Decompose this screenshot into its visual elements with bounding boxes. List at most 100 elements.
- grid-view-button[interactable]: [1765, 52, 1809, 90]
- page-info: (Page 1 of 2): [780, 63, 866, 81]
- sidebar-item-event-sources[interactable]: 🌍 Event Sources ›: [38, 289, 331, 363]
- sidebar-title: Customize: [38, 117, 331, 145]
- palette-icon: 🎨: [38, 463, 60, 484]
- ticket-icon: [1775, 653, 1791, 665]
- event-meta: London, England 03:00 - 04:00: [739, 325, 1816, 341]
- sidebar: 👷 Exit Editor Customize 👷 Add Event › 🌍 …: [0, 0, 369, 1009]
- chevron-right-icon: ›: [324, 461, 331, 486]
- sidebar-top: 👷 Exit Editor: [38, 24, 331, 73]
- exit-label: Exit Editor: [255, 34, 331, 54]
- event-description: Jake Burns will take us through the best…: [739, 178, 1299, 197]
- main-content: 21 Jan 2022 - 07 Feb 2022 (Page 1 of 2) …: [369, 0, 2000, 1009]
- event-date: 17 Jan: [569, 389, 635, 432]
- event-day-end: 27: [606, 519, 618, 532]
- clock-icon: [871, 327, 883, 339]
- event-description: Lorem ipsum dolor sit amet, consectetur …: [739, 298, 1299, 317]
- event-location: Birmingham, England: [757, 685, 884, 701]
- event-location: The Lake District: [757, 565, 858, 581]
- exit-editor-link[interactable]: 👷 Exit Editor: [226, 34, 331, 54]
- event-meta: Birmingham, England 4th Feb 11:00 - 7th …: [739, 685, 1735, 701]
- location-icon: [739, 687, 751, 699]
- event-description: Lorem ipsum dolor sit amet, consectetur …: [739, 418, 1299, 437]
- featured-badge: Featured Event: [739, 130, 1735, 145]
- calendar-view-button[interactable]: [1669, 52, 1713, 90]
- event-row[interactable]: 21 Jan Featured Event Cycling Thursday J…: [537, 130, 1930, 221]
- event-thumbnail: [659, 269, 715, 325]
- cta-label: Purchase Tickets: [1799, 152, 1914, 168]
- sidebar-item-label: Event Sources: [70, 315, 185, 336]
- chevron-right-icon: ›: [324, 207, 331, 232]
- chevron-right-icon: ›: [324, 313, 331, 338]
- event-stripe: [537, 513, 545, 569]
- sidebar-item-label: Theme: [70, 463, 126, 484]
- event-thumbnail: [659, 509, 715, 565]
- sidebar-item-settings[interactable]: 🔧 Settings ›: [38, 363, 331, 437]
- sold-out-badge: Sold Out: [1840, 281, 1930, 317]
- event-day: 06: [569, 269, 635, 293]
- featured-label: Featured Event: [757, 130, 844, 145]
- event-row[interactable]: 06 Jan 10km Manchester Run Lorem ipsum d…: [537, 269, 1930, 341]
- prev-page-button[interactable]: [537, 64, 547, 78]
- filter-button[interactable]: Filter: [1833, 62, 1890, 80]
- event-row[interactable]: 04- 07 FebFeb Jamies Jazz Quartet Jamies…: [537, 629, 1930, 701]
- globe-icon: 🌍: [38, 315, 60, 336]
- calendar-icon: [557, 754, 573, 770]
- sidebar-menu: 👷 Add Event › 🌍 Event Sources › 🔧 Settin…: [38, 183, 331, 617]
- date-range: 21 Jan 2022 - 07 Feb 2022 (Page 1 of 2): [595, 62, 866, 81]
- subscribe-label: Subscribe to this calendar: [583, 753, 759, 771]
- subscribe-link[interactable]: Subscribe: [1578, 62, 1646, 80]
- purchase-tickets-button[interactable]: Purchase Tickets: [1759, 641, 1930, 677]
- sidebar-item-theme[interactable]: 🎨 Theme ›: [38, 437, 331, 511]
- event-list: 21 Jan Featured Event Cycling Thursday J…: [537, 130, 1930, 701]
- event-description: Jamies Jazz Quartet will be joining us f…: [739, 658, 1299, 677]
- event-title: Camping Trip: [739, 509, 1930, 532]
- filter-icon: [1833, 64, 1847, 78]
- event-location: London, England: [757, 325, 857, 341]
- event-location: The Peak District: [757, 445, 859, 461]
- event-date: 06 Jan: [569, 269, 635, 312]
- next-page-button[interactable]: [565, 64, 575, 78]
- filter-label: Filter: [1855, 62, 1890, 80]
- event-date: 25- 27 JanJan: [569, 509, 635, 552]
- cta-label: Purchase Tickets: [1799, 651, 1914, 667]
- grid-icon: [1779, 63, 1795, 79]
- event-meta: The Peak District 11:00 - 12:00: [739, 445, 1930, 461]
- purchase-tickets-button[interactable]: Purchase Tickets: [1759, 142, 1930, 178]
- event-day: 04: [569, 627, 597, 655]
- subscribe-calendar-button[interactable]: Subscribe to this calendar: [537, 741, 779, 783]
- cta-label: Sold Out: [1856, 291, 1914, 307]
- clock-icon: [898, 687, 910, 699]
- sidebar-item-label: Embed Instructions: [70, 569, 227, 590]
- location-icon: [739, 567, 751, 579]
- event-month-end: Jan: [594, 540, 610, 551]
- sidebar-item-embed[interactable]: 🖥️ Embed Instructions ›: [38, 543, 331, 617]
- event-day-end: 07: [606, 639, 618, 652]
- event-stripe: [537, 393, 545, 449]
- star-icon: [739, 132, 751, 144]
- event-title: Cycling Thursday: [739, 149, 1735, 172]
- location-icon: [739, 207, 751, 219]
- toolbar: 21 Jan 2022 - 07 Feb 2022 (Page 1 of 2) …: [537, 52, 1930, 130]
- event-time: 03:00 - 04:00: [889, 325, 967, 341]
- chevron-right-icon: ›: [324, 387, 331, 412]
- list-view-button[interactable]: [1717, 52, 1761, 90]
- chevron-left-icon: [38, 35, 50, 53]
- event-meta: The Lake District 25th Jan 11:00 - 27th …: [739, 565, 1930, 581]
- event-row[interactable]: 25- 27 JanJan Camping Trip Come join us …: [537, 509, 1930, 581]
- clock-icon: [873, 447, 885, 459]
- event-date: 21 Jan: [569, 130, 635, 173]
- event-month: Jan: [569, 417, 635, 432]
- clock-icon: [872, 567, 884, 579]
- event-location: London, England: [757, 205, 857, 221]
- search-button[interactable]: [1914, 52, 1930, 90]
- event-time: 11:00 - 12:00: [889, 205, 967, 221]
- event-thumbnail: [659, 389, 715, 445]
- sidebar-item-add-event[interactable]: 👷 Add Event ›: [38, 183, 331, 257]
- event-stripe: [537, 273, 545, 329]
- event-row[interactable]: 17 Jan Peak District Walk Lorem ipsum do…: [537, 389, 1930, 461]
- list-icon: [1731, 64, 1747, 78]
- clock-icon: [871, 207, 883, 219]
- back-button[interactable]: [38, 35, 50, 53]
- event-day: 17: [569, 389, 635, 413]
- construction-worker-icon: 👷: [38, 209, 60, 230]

^^^^^^^^^^^^^^^^

[Requirement] Render the entries above, from the first line through the line containing "- featured-label: Featured", inclusive, as a numbered list with any blank lines omitted.

[Task output]
1. Decompose this screenshot into its visual elements with bounding boxes. List at most 100 elements.
2. - grid-view-button[interactable]: [1765, 52, 1809, 90]
3. - page-info: (Page 1 of 2): [780, 63, 866, 81]
4. - sidebar-item-event-sources[interactable]: 🌍 Event Sources ›: [38, 289, 331, 363]
5. - sidebar-title: Customize: [38, 117, 331, 145]
6. - palette-icon: 🎨: [38, 463, 60, 484]
7. - ticket-icon: [1775, 653, 1791, 665]
8. - event-meta: London, England 03:00 - 04:00: [739, 325, 1816, 341]
9. - sidebar: 👷 Exit Editor Customize 👷 Add Event › 🌍 …: [0, 0, 369, 1009]
10. - chevron-right-icon: ›: [324, 461, 331, 486]
11. - sidebar-top: 👷 Exit Editor: [38, 24, 331, 73]
12. - exit-label: Exit Editor: [255, 34, 331, 54]
13. - event-description: Jake Burns will take us through the best…: [739, 178, 1299, 197]
14. - main-content: 21 Jan 2022 - 07 Feb 2022 (Page 1 of 2) …: [369, 0, 2000, 1009]
15. - event-date: 17 Jan: [569, 389, 635, 432]
16. - event-day-end: 27: [606, 519, 618, 532]
17. - clock-icon: [871, 327, 883, 339]
18. - event-description: Lorem ipsum dolor sit amet, consectetur …: [739, 298, 1299, 317]
19. - event-location: Birmingham, England: [757, 685, 884, 701]
20. - event-location: The Lake District: [757, 565, 858, 581]
21. - exit-editor-link[interactable]: 👷 Exit Editor: [226, 34, 331, 54]
22. - event-meta: Birmingham, England 4th Feb 11:00 - 7th …: [739, 685, 1735, 701]
23. - location-icon: [739, 687, 751, 699]
24. - event-description: Lorem ipsum dolor sit amet, consectetur …: [739, 418, 1299, 437]
25. - featured-badge: Featured Event: [739, 130, 1735, 145]
26. - calendar-view-button[interactable]: [1669, 52, 1713, 90]
27. - event-row[interactable]: 21 Jan Featured Event Cycling Thursday J…: [537, 130, 1930, 221]
28. - event-thumbnail: [659, 269, 715, 325]
29. - cta-label: Purchase Tickets: [1799, 152, 1914, 168]
30. - sidebar-item-label: Event Sources: [70, 315, 185, 336]
31. - chevron-right-icon: ›: [324, 207, 331, 232]
32. - chevron-right-icon: ›: [324, 313, 331, 338]
33. - event-stripe: [537, 513, 545, 569]
34. - sidebar-item-label: Theme: [70, 463, 126, 484]
35. - event-thumbnail: [659, 509, 715, 565]
36. - sidebar-item-settings[interactable]: 🔧 Settings ›: [38, 363, 331, 437]
37. - sold-out-badge: Sold Out: [1840, 281, 1930, 317]
38. - event-day: 06: [569, 269, 635, 293]
39. - featured-label: Featured Event: [757, 130, 844, 145]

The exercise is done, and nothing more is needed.